__Stated problem__
Identify every line containing the word "text" and reproduce each one.

__Rows__

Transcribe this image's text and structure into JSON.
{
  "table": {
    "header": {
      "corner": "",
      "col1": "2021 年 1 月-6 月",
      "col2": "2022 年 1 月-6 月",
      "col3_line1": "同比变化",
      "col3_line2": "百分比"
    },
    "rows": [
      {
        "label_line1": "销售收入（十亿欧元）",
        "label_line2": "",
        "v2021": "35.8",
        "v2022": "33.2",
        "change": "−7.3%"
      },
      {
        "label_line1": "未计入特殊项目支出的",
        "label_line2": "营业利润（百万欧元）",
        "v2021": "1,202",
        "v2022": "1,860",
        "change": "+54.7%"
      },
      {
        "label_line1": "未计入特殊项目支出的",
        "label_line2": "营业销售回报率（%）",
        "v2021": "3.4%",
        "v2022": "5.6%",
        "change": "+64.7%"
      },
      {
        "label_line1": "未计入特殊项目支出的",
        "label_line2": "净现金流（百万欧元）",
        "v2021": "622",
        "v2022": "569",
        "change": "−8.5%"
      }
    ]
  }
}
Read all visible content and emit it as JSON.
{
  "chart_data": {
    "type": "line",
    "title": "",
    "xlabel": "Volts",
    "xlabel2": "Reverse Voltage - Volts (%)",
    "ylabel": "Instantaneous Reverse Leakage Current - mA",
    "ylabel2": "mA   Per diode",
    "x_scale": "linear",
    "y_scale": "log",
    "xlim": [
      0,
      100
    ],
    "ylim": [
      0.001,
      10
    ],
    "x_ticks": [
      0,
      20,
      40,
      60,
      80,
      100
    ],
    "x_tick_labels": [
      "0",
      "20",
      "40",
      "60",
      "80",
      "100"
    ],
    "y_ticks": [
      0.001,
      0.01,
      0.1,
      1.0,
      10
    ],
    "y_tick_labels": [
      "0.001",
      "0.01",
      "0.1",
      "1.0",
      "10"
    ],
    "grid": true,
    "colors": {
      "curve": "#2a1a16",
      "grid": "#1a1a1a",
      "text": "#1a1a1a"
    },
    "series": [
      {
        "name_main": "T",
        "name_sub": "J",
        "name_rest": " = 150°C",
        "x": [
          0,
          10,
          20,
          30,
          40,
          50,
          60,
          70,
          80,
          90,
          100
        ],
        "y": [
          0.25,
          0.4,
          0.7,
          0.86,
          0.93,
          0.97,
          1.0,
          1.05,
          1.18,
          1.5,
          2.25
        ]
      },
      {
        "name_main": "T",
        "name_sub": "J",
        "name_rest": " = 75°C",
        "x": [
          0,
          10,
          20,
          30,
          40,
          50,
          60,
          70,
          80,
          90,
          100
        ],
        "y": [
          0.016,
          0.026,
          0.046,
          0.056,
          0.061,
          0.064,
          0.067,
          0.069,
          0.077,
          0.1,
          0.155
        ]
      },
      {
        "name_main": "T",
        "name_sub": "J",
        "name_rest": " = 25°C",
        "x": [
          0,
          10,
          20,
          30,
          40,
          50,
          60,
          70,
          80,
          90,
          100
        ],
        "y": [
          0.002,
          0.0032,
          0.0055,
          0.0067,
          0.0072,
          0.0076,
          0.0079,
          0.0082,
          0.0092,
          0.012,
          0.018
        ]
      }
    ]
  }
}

__Solution for this exercise__
Transcribe this image's text and structure into JSON.
      "text": "#1a1a1a"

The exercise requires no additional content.